* **Exercise requirements**
I would like each line of the data that holds the word "process" copied out.

[Saved data entries]
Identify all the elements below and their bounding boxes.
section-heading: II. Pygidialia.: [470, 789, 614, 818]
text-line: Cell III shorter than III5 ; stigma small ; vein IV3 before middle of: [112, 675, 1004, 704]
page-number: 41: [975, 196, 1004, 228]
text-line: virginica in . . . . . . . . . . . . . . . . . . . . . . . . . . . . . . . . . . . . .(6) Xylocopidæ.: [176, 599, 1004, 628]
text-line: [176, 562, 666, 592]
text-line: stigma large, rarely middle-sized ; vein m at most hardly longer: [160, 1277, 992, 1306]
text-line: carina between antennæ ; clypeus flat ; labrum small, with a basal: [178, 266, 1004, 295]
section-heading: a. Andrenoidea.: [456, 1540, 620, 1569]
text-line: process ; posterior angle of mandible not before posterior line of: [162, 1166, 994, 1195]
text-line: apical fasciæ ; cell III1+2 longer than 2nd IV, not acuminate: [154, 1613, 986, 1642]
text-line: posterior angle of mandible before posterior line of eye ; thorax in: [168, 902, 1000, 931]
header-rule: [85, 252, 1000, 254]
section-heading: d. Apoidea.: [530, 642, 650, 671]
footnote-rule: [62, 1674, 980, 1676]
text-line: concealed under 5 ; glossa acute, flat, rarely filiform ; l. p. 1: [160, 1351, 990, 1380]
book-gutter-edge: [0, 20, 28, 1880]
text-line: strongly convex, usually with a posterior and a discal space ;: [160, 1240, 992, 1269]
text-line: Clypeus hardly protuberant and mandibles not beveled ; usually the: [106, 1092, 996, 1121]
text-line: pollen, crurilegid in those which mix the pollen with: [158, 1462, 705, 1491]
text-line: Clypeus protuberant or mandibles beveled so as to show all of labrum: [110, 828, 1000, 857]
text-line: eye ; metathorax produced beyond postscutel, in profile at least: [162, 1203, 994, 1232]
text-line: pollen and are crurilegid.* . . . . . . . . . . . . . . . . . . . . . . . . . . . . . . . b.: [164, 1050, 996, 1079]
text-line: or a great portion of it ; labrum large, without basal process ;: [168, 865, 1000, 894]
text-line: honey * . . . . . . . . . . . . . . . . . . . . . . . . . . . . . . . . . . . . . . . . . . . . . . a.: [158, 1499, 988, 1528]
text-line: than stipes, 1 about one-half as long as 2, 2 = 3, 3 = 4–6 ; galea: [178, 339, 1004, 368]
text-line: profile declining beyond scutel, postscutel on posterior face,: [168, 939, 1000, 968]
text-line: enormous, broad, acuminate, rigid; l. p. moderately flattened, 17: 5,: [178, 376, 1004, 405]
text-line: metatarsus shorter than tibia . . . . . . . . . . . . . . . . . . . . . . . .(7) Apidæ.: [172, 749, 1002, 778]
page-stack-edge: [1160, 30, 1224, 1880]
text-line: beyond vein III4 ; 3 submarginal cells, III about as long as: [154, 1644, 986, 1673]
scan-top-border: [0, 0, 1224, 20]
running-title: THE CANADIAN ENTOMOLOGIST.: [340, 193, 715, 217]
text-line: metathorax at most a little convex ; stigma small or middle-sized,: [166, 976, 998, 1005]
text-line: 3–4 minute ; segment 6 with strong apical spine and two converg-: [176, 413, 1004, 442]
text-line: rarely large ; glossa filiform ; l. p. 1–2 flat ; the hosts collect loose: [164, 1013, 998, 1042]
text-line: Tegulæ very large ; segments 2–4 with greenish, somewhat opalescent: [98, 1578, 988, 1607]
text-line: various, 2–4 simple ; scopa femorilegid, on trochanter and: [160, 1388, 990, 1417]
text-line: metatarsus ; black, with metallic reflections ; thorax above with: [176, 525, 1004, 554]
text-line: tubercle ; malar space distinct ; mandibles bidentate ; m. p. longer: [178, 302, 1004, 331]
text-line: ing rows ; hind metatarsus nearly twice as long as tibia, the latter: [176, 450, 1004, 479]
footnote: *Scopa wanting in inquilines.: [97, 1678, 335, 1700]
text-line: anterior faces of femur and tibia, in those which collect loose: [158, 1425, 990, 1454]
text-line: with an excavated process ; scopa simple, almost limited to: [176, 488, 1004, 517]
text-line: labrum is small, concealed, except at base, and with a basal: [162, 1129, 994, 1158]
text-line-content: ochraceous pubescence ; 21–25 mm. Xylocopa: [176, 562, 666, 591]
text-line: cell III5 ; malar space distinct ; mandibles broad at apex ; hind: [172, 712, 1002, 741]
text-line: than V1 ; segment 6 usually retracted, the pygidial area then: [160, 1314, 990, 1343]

* **Result below**
text-line: process ; posterior angle of mandible not before posterior line of: [162, 1166, 994, 1195]
text-line: or a great portion of it ; labrum large, without basal process ;: [168, 865, 1000, 894]
text-line: with an excavated process ; scopa simple, almost limited to: [176, 488, 1004, 517]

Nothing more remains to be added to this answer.